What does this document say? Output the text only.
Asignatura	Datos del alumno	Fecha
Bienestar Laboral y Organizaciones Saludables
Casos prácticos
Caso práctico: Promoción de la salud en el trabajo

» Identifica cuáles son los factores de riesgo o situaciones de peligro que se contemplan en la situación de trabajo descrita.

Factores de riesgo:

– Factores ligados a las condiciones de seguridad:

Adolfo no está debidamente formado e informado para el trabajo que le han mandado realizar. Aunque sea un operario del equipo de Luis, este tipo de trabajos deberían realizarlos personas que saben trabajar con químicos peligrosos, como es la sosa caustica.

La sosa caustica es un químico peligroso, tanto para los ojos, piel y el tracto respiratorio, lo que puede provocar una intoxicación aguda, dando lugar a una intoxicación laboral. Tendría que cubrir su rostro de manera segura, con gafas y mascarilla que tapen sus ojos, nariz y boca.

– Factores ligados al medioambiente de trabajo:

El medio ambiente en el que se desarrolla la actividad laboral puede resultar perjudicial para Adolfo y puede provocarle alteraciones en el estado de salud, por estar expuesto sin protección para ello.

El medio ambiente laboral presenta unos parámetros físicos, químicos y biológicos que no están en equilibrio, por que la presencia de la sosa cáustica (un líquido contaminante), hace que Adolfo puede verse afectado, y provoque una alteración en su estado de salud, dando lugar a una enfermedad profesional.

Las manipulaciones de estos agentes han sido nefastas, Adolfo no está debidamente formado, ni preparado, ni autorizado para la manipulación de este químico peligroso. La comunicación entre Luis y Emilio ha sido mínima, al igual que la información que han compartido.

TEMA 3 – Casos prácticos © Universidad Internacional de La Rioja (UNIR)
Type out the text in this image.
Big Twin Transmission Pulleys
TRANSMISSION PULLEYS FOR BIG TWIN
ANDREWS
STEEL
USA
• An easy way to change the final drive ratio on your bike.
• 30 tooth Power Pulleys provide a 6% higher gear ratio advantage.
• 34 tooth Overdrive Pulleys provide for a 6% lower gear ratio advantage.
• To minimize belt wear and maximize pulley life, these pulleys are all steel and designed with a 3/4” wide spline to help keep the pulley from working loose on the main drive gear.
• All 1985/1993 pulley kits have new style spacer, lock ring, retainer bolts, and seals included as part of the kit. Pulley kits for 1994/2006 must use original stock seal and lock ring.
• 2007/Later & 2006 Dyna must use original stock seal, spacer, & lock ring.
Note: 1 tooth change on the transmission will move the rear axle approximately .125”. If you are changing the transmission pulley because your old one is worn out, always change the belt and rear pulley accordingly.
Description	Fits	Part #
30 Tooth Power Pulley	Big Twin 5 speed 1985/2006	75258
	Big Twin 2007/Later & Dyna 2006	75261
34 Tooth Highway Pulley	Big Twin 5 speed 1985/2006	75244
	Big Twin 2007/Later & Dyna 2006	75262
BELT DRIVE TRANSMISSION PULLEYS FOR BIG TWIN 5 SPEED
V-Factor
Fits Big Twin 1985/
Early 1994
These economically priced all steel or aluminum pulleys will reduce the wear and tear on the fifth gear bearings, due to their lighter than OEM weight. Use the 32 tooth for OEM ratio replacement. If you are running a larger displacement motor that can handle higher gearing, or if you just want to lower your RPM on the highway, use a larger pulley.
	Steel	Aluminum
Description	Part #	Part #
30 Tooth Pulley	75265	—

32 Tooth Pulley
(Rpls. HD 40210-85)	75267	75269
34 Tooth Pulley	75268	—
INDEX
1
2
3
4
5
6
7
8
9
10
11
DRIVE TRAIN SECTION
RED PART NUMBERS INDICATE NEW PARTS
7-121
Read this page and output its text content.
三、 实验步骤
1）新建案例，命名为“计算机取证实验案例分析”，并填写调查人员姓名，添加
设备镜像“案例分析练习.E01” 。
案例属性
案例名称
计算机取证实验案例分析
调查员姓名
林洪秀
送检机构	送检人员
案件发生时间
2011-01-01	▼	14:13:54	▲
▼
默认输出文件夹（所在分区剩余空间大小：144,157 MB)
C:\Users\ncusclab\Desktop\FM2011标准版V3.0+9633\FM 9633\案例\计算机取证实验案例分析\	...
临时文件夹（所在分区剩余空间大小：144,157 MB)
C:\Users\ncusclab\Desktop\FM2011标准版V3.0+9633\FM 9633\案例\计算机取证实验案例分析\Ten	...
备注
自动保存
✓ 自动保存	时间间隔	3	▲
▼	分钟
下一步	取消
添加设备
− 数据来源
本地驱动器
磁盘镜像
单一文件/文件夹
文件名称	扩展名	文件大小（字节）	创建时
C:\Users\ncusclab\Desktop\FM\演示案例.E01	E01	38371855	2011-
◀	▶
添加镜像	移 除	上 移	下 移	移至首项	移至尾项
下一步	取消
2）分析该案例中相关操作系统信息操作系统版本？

__________

## Set exercise
Select and copy every line from the records that includes the word "higher".

## Response to this task
• 30 tooth Power Pulleys provide a 6% higher gear ratio advantage.
These economically priced all steel or aluminum pulleys will reduce the wear and tear on the fifth gear bearings, due to their lighter than OEM weight. Use the 32 tooth for OEM ratio replacement. If you are running a larger displacement motor that can handle higher gearing, or if you just want to lower your RPM on the highway, use a larger pulley.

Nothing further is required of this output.